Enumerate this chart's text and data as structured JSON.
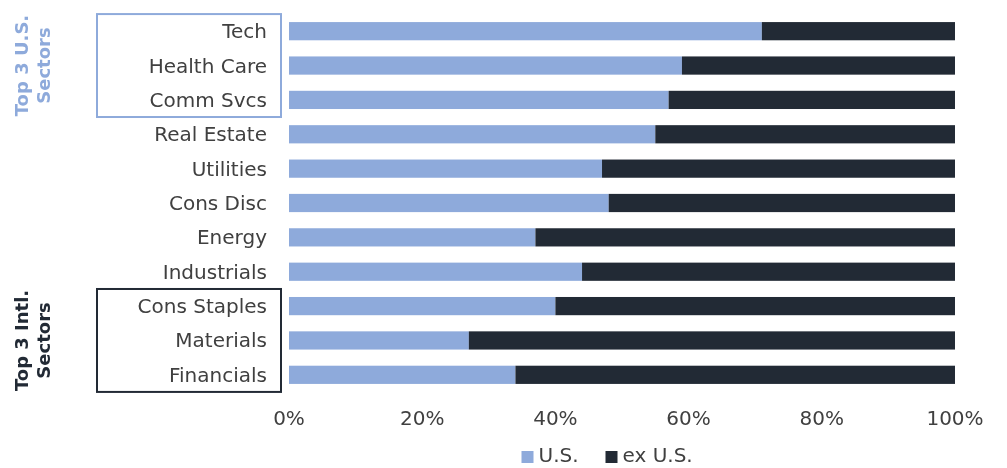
{
  "chart_data": {
    "type": "bar",
    "orientation": "horizontal",
    "stacked": true,
    "categories": [
      "Tech",
      "Health Care",
      "Comm Svcs",
      "Real Estate",
      "Utilities",
      "Cons Disc",
      "Energy",
      "Industrials",
      "Cons Staples",
      "Materials",
      "Financials"
    ],
    "series": [
      {
        "name": "U.S.",
        "color": "#8eaadb",
        "values": [
          71,
          59,
          57,
          55,
          47,
          48,
          37,
          44,
          40,
          27,
          34
        ]
      },
      {
        "name": "ex U.S.",
        "color": "#222a35",
        "values": [
          29,
          41,
          43,
          45,
          53,
          52,
          63,
          56,
          60,
          73,
          66
        ]
      }
    ],
    "xlim": [
      0,
      100
    ],
    "xticks": [
      {
        "value": 0,
        "label": "0%"
      },
      {
        "value": 20,
        "label": "20%"
      },
      {
        "value": 40,
        "label": "40%"
      },
      {
        "value": 60,
        "label": "60%"
      },
      {
        "value": 80,
        "label": "80%"
      },
      {
        "value": 100,
        "label": "100%"
      }
    ],
    "grid": false,
    "legend": "bottom",
    "annotations": [
      "Top 3 U.S. Sectors",
      "Top 3 Intl. Sectors"
    ]
  }
}
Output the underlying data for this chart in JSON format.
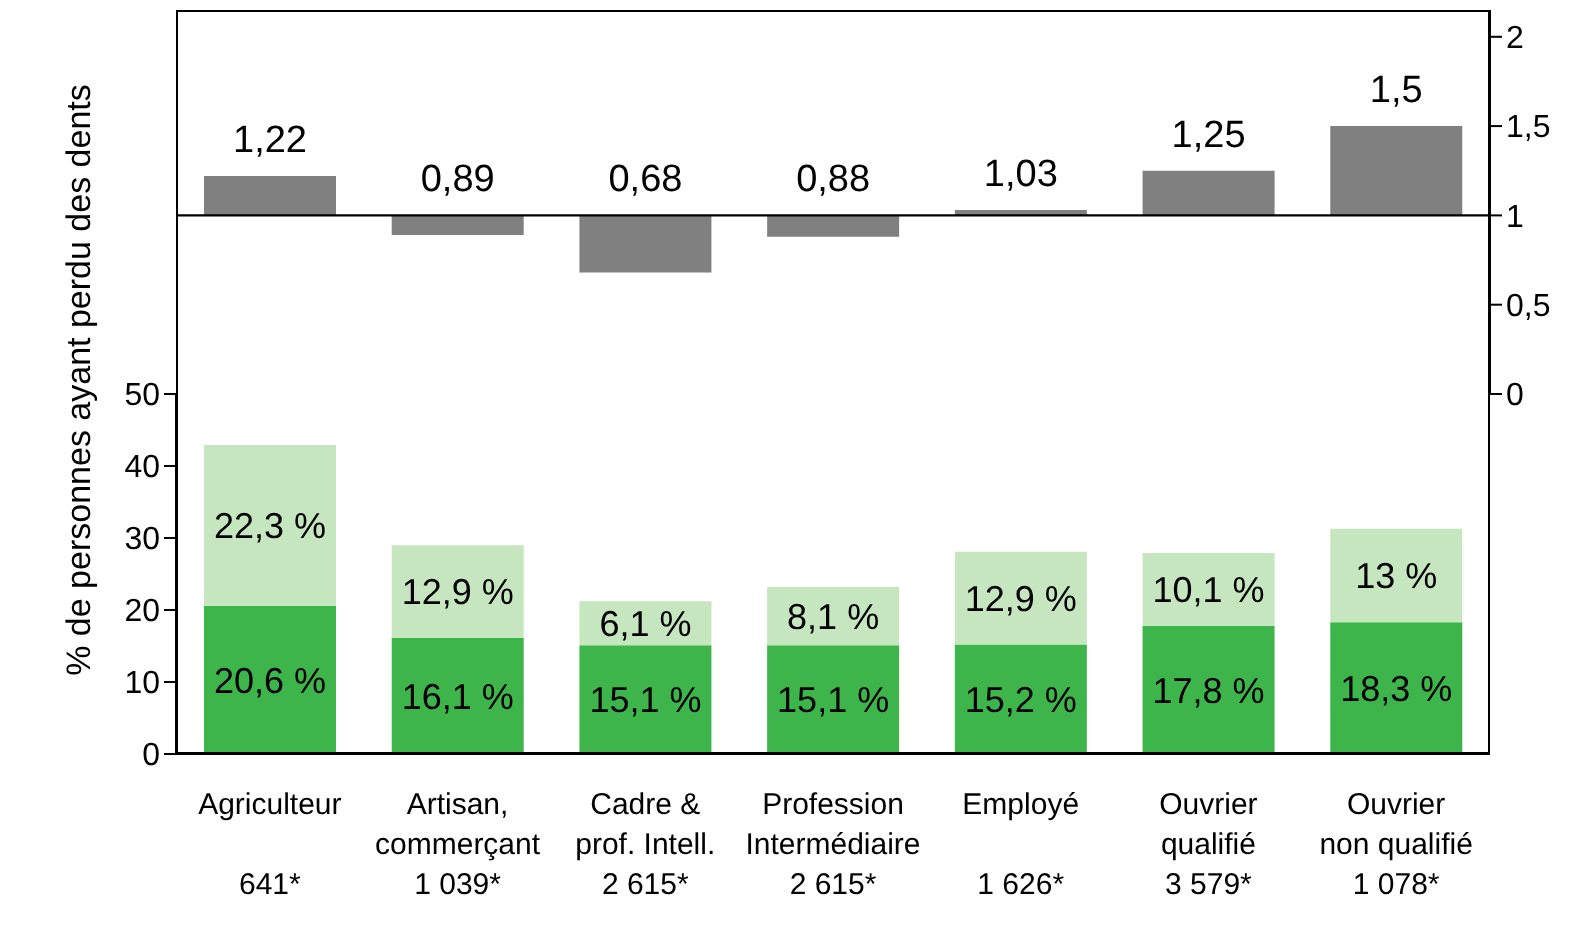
{
  "chart_data": [
    {
      "type": "bar",
      "categories": [
        null,
        null,
        null,
        null,
        null,
        null,
        null
      ],
      "base": [
        1,
        1,
        1,
        1,
        1,
        1,
        1
      ],
      "values": [
        0.22,
        -0.11,
        -0.32,
        -0.12,
        0.03,
        0.25,
        0.5
      ],
      "value_labels": [
        "1,22",
        "0,89",
        "0,68",
        "0,88",
        "1,03",
        "1,25",
        "1,5"
      ],
      "color": "#808080",
      "ylim": [
        0,
        2.15
      ],
      "yticks": [
        0,
        {
          "value": 0.5,
          "label": "0,5"
        },
        1,
        {
          "value": 1.5,
          "label": "1,5"
        },
        2
      ],
      "ref_lines": [
        {
          "axis": "y",
          "value": 1
        }
      ],
      "tick_labels": "y"
    },
    {
      "type": "bar",
      "categories": [
        "Agriculteur\n\n641*",
        "Artisan,\ncommerçant\n1 039*",
        "Cadre &\nprof. Intell.\n2 615*",
        "Profession\nIntermédiaire\n2 615*",
        "Employé\n\n1 626*",
        "Ouvrier\nqualifié\n3 579*",
        "Ouvrier\nnon qualifié\n1 078*"
      ],
      "stacked": true,
      "ylabel": "% de personnes ayant perdu des dents",
      "series": [
        {
          "color": "#3db54a",
          "values": [
            20.6,
            16.1,
            15.1,
            15.1,
            15.2,
            17.8,
            18.3
          ],
          "value_labels": [
            "20,6 %",
            "16,1 %",
            "15,1 %",
            "15,1 %",
            "15,2 %",
            "17,8 %",
            "18,3 %"
          ]
        },
        {
          "color": "#c6e6c0",
          "values": [
            22.3,
            12.9,
            6.1,
            8.1,
            12.9,
            10.1,
            13
          ],
          "value_labels": [
            "22,3 %",
            "12,9 %",
            "6,1 %",
            "8,1 %",
            "12,9 %",
            "10,1 %",
            "13 %"
          ]
        }
      ],
      "ylim": [
        0,
        50
      ],
      "yticks": [
        0,
        10,
        20,
        30,
        40,
        50
      ]
    }
  ]
}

....................

» Your task
Retype all the records shown above, character for character. Omit every picture.

» Solution to the problem
Enumerate this chart's text and data as structured JSON.
{
  "chart_data": {
    "type": "bar",
    "orientation": "horizontal",
    "stacked": true,
    "categories": [
      "Tech",
      "Health Care",
      "Comm Svcs",
      "Real Estate",
      "Utilities",
      "Cons Disc",
      "Energy",
      "Industrials",
      "Cons Staples",
      "Materials",
      "Financials"
    ],
    "series": [
      {
        "name": "U.S.",
        "color": "#8eaadb",
        "values": [
          71,
          59,
          57,
          55,
          47,
          48,
          37,
          44,
          40,
          27,
          34
        ]
      },
      {
        "name": "ex U.S.",
        "color": "#222a35",
        "values": [
          29,
          41,
          43,
          45,
          53,
          52,
          63,
          56,
          60,
          73,
          66
        ]
      }
    ],
    "xlim": [
      0,
      100
    ],
    "xticks": [
      {
        "value": 0,
        "label": "0%"
      },
      {
        "value": 20,
        "label": "20%"
      },
      {
        "value": 40,
        "label": "40%"
      },
      {
        "value": 60,
        "label": "60%"
      },
      {
        "value": 80,
        "label": "80%"
      },
      {
        "value": 100,
        "label": "100%"
      }
    ],
    "grid": false,
    "legend": "bottom",
    "annotations": [
      "Top 3 U.S. Sectors",
      "Top 3 Intl. Sectors"
    ]
  }
}
Output the underlying data for this chart in JSON format.
{
  "chart_data": [
    {
      "type": "bar",
      "categories": [
        null,
        null,
        null,
        null,
        null,
        null,
        null
      ],
      "base": [
        1,
        1,
        1,
        1,
        1,
        1,
        1
      ],
      "values": [
        0.22,
        -0.11,
        -0.32,
        -0.12,
        0.03,
        0.25,
        0.5
      ],
      "value_labels": [
        "1,22",
        "0,89",
        "0,68",
        "0,88",
        "1,03",
        "1,25",
        "1,5"
      ],
      "color": "#808080",
      "ylim": [
        0,
        2.15
      ],
      "yticks": [
        0,
        {
          "value": 0.5,
          "label": "0,5"
        },
        1,
        {
          "value": 1.5,
          "label": "1,5"
        },
        2
      ],
      "ref_lines": [
        {
          "axis": "y",
          "value": 1
        }
      ],
      "tick_labels": "y"
    },
    {
      "type": "bar",
      "categories": [
        "Agriculteur\n\n641*",
        "Artisan,\ncommerçant\n1 039*",
        "Cadre &\nprof. Intell.\n2 615*",
        "Profession\nIntermédiaire\n2 615*",
        "Employé\n\n1 626*",
        "Ouvrier\nqualifié\n3 579*",
        "Ouvrier\nnon qualifié\n1 078*"
      ],
      "stacked": true,
      "ylabel": "% de personnes ayant perdu des dents",
      "series": [
        {
          "color": "#3db54a",
          "values": [
            20.6,
            16.1,
            15.1,
            15.1,
            15.2,
            17.8,
            18.3
          ],
          "value_labels": [
            "20,6 %",
            "16,1 %",
            "15,1 %",
            "15,1 %",
            "15,2 %",
            "17,8 %",
            "18,3 %"
          ]
        },
        {
          "color": "#c6e6c0",
          "values": [
            22.3,
            12.9,
            6.1,
            8.1,
            12.9,
            10.1,
            13
          ],
          "value_labels": [
            "22,3 %",
            "12,9 %",
            "6,1 %",
            "8,1 %",
            "12,9 %",
            "10,1 %",
            "13 %"
          ]
        }
      ],
      "ylim": [
        0,
        50
      ],
      "yticks": [
        0,
        10,
        20,
        30,
        40,
        50
      ]
    }
  ]
}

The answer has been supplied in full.